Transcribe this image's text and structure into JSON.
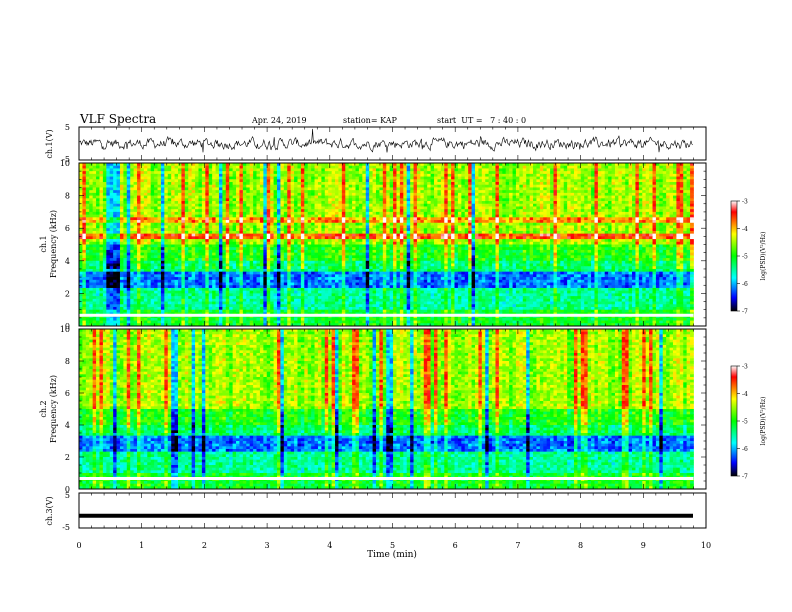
{
  "header": {
    "title": "VLF Spectra",
    "date": "Apr. 24, 2019",
    "station": "station= KAP",
    "start": "start  UT =   7 : 40 : 0"
  },
  "chart_data": [
    {
      "type": "line",
      "panel": "ch1-waveform",
      "ylabel": "ch.1(V)",
      "ylim": [
        -5,
        5
      ],
      "yticks": [
        "5",
        "-5"
      ],
      "xlim": [
        0,
        10
      ],
      "description_values": "noisy waveform roughly between -2 and 2 V"
    },
    {
      "type": "heatmap",
      "panel": "ch1-spectrogram",
      "ylabel": "ch.1\nFrequency (kHz)",
      "ylabel_lines": [
        "ch.1",
        "Frequency (kHz)"
      ],
      "ylim": [
        0,
        10
      ],
      "yticks": [
        "0",
        "2",
        "4",
        "6",
        "8",
        "10"
      ],
      "xlim": [
        0,
        9.8
      ],
      "colorbar": {
        "label": "log(PSD)(V²/Hz)",
        "range": [
          -7,
          -3
        ],
        "ticks": [
          "-3",
          "-4",
          "-5",
          "-6",
          "-7"
        ]
      }
    },
    {
      "type": "heatmap",
      "panel": "ch2-spectrogram",
      "ylabel_lines": [
        "ch.2",
        "Frequency (kHz)"
      ],
      "ylim": [
        0,
        10
      ],
      "yticks": [
        "0",
        "2",
        "4",
        "6",
        "8",
        "10"
      ],
      "xlim": [
        0,
        9.8
      ],
      "colorbar": {
        "label": "log(PSD)(V²/Hz)",
        "range": [
          -7,
          -3
        ],
        "ticks": [
          "-3",
          "-4",
          "-5",
          "-6",
          "-7"
        ]
      }
    },
    {
      "type": "line",
      "panel": "ch3-waveform",
      "ylabel": "ch.3(V)",
      "ylim": [
        -5,
        5
      ],
      "yticks": [
        "5",
        "-5"
      ],
      "level": -1.5,
      "xlabel": "Time (min)",
      "xlim": [
        0,
        10
      ],
      "xticks": [
        "0",
        "1",
        "2",
        "3",
        "4",
        "5",
        "6",
        "7",
        "8",
        "9",
        "10"
      ]
    }
  ]
}
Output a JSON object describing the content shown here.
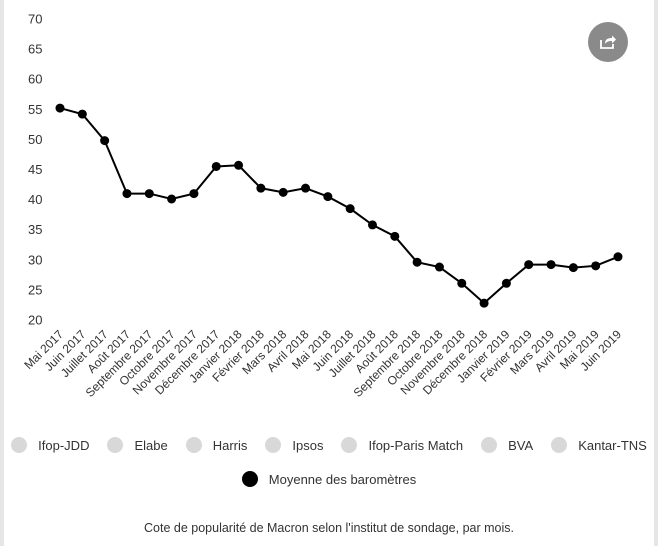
{
  "share": {
    "icon": "share-icon"
  },
  "legend": {
    "row1": [
      {
        "label": "Ifop-JDD",
        "color": "#d8d8d8"
      },
      {
        "label": "Elabe",
        "color": "#d8d8d8"
      },
      {
        "label": "Harris",
        "color": "#d8d8d8"
      },
      {
        "label": "Ipsos",
        "color": "#d8d8d8"
      },
      {
        "label": "Ifop-Paris Match",
        "color": "#d8d8d8"
      },
      {
        "label": "BVA",
        "color": "#d8d8d8"
      },
      {
        "label": "Kantar-TNS",
        "color": "#d8d8d8"
      }
    ],
    "row2": [
      {
        "label": "Moyenne des baromètres",
        "color": "#000000"
      }
    ]
  },
  "caption": "Cote de popularité de Macron selon l'institut de sondage, par mois.",
  "chart_data": {
    "type": "line",
    "title": "",
    "xlabel": "",
    "ylabel": "",
    "ylim": [
      20,
      70
    ],
    "yticks": [
      20,
      25,
      30,
      35,
      40,
      45,
      50,
      55,
      60,
      65,
      70
    ],
    "grid": false,
    "legend_placement": "bottom",
    "categories": [
      "Mai 2017",
      "Juin 2017",
      "Juillet 2017",
      "Août 2017",
      "Septembre 2017",
      "Octobre 2017",
      "Novembre 2017",
      "Décembre 2017",
      "Janvier 2018",
      "Février 2018",
      "Mars 2018",
      "Avril 2018",
      "Mai 2018",
      "Juin 2018",
      "Juillet 2018",
      "Août 2018",
      "Septembre 2018",
      "Octobre 2018",
      "Novembre 2018",
      "Décembre 2018",
      "Janvier 2019",
      "Février 2019",
      "Mars 2019",
      "Avril 2019",
      "Mai 2019",
      "Juin 2019"
    ],
    "series": [
      {
        "name": "Moyenne des baromètres",
        "color": "#000000",
        "values": [
          55.2,
          54.2,
          49.8,
          41.0,
          41.0,
          40.1,
          41.0,
          45.5,
          45.7,
          41.9,
          41.2,
          41.9,
          40.5,
          38.5,
          35.8,
          33.9,
          29.6,
          28.8,
          26.1,
          22.8,
          26.1,
          29.2,
          29.2,
          28.7,
          29.0,
          30.5
        ]
      }
    ]
  }
}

Exercise aim =>
From the entries above, extract every line where the word "waveform" appears.

Full response =>
      "panel": "ch1-waveform",
      "description_values": "noisy waveform roughly between -2 and 2 V"
      "panel": "ch3-waveform",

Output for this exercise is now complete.